### Stated problem
Using the listing below, report all lines holding the word "abundantemente".
::: Data provided :::
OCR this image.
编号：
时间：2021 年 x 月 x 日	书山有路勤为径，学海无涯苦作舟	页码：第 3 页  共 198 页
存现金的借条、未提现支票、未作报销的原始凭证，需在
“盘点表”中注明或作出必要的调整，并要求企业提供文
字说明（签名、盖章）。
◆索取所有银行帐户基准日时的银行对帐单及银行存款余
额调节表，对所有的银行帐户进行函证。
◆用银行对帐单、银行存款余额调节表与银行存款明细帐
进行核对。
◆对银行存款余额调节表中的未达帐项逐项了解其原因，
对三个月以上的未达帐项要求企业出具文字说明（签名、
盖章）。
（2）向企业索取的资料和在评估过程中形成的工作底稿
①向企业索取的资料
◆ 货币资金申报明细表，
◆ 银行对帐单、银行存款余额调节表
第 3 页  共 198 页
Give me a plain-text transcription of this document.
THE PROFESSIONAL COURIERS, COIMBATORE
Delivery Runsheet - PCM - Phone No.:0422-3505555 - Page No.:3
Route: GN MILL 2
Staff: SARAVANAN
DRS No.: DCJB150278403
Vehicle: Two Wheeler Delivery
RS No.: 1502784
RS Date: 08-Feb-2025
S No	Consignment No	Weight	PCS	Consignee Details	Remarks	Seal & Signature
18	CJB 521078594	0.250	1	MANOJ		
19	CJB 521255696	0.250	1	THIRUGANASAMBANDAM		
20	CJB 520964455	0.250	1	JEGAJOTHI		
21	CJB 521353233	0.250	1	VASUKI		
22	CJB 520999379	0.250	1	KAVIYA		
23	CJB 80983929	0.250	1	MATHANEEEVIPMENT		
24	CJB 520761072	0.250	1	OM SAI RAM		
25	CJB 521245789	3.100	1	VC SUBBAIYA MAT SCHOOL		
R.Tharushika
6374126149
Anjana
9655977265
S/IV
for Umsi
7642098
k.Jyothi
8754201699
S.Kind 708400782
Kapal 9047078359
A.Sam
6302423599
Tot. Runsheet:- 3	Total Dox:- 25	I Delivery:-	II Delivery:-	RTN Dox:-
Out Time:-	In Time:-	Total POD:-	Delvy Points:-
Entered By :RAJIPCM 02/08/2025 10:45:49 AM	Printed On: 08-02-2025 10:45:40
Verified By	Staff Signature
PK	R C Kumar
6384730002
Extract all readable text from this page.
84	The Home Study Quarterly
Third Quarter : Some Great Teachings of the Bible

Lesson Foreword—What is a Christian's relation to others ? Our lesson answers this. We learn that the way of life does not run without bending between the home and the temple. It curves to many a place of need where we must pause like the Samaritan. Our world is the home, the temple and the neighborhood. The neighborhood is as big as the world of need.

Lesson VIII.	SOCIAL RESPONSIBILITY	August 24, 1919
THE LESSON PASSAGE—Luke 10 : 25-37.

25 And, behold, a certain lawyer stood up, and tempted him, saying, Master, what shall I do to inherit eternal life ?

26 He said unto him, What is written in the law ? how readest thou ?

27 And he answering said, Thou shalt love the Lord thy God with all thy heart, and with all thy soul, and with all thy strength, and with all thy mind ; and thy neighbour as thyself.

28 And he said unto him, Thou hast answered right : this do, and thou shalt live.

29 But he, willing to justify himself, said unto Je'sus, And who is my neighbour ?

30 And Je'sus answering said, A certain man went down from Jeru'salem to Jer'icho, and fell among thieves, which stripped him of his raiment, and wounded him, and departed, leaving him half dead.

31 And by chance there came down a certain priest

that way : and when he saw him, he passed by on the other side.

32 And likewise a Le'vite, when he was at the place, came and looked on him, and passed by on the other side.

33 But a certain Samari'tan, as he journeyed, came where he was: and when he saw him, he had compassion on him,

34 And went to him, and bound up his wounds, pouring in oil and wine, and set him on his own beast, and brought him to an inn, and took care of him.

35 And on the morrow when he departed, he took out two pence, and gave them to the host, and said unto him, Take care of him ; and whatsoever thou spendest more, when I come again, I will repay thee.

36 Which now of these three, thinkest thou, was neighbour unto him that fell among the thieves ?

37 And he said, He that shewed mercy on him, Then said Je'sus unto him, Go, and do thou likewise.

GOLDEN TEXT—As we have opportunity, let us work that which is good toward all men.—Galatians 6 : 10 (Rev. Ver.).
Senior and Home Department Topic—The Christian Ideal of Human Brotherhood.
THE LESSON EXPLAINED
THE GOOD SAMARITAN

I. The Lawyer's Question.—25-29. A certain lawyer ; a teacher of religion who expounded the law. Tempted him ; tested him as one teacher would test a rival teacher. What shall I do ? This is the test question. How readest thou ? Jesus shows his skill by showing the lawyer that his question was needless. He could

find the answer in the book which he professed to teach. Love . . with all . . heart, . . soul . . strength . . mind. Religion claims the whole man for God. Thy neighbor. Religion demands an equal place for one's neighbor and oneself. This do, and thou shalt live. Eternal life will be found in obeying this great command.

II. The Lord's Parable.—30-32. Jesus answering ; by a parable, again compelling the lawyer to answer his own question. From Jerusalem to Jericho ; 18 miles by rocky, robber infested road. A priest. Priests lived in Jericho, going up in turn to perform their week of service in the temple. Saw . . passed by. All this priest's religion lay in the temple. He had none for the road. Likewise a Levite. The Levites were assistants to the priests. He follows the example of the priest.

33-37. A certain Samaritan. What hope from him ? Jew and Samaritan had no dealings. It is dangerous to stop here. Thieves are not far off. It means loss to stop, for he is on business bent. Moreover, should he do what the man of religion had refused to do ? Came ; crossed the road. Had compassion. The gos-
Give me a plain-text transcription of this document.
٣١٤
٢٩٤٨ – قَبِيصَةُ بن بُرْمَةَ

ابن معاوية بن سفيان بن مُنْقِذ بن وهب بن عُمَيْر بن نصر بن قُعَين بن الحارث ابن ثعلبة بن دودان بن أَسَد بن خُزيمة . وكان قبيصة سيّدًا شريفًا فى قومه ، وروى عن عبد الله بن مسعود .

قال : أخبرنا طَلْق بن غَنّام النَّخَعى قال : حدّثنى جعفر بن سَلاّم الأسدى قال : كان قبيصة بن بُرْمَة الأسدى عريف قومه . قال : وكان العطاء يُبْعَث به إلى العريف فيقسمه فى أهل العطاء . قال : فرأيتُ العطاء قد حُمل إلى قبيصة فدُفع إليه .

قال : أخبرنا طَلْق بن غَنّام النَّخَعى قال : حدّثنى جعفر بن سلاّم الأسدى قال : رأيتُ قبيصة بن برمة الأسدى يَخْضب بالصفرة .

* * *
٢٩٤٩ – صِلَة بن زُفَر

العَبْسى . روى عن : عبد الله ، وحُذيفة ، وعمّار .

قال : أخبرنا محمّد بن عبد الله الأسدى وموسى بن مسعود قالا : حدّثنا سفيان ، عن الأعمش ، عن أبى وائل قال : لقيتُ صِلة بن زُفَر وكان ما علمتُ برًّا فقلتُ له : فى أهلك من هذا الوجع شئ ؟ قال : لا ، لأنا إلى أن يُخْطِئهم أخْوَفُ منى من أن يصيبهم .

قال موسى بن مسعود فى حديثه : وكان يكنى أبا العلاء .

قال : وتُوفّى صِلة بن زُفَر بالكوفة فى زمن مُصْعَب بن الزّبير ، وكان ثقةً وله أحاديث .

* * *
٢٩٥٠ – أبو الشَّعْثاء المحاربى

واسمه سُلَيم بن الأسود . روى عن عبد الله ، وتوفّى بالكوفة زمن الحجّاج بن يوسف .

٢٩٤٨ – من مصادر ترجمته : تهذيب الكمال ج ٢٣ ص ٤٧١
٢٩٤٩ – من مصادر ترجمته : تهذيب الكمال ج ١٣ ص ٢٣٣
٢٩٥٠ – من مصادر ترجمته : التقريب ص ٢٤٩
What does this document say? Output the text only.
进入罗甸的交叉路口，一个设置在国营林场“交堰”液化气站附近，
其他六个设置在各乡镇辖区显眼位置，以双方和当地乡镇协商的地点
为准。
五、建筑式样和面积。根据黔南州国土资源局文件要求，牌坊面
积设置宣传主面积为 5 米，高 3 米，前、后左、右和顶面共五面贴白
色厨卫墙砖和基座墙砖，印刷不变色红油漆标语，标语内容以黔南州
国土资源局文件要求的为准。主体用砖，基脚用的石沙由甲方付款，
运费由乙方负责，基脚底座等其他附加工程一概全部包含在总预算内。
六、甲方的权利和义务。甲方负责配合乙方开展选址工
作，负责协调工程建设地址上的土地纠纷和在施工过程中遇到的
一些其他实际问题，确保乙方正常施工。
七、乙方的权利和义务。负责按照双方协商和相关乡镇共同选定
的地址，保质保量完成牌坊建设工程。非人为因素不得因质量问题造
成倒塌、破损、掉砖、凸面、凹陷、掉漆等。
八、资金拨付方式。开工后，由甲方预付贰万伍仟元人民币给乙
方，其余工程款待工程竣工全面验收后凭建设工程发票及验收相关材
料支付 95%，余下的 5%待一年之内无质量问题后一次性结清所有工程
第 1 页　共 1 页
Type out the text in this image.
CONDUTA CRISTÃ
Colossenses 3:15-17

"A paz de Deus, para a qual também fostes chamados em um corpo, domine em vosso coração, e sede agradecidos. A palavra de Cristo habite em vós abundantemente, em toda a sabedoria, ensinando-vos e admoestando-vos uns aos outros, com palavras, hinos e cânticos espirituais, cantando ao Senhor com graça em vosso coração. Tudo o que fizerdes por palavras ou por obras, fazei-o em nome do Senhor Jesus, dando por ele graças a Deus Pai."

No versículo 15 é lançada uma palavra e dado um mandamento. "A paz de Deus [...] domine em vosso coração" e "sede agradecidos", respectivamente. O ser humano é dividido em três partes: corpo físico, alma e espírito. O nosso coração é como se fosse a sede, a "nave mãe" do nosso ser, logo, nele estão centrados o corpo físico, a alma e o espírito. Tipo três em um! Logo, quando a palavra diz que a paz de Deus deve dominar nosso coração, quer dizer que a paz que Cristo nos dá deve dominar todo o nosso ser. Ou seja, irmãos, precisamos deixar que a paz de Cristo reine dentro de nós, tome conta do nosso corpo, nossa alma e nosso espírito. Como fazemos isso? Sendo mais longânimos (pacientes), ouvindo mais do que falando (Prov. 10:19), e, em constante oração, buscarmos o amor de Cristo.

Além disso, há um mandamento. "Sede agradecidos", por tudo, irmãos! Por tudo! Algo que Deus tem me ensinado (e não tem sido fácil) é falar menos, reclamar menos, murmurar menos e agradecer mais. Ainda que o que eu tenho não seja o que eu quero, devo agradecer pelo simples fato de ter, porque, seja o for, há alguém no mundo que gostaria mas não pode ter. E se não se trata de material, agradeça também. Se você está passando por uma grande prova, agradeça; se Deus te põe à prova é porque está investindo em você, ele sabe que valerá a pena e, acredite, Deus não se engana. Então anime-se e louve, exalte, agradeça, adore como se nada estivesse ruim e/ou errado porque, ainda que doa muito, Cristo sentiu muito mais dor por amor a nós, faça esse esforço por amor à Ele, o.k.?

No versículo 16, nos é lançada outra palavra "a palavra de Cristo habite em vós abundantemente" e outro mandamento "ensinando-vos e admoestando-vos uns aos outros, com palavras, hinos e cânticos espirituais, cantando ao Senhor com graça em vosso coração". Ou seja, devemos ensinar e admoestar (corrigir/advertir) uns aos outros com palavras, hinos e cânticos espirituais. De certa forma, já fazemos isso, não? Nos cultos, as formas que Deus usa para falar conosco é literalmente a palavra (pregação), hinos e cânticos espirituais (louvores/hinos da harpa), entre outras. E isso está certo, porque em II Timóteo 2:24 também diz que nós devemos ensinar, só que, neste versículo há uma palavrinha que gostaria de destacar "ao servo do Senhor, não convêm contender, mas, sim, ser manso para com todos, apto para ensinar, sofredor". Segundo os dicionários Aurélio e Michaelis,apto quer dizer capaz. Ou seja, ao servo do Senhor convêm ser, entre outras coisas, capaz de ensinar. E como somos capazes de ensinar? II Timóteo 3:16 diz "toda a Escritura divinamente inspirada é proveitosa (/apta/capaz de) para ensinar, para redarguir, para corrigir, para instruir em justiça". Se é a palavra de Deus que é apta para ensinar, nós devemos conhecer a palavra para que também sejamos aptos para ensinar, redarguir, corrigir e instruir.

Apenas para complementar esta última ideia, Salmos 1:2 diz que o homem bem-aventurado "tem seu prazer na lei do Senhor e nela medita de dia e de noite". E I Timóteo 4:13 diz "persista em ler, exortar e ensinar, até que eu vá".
:::
### Response to this task
"A paz de Deus, para a qual também fostes chamados em um corpo, domine em vosso coração, e sede agradecidos. A palavra de Cristo habite em vós abundantemente, em toda a sabedoria, ensinando-vos e admoestando-vos uns aos outros, com palavras, hinos e cânticos espirituais, cantando ao Senhor com graça em vosso coração. Tudo o que fizerdes por palavras ou por obras, fazei-o em nome do Senhor Jesus, dando por ele graças a Deus Pai."
No versículo 16, nos é lançada outra palavra "a palavra de Cristo habite em vós abundantemente" e outro mandamento "ensinando-vos e admoestando-vos uns aos outros, com palavras, hinos e cânticos espirituais, cantando ao Senhor com graça em vosso coração". Ou seja, devemos ensinar e admoestar (corrigir/advertir) uns aos outros com palavras, hinos e cânticos espirituais. De certa forma, já fazemos isso, não? Nos cultos, as formas que Deus usa para falar conosco é literalmente a palavra (pregação), hinos e cânticos espirituais (louvores/hinos da harpa), entre outras. E isso está certo, porque em II Timóteo 2:24 também diz que nós devemos ensinar, só que, neste versículo há uma palavrinha que gostaria de destacar "ao servo do Senhor, não convêm contender, mas, sim, ser manso para com todos, apto para ensinar, sofredor". Segundo os dicionários Aurélio e Michaelis,apto quer dizer capaz. Ou seja, ao servo do Senhor convêm ser, entre outras coisas, capaz de ensinar. E como somos capazes de ensinar? II Timóteo 3:16 diz "toda a Escritura divinamente inspirada é proveitosa (/apta/capaz de) para ensinar, para redarguir, para corrigir, para instruir em justiça". Se é a palavra de Deus que é apta para ensinar, nós devemos conhecer a palavra para que também sejamos aptos para ensinar, redarguir, corrigir e instruir.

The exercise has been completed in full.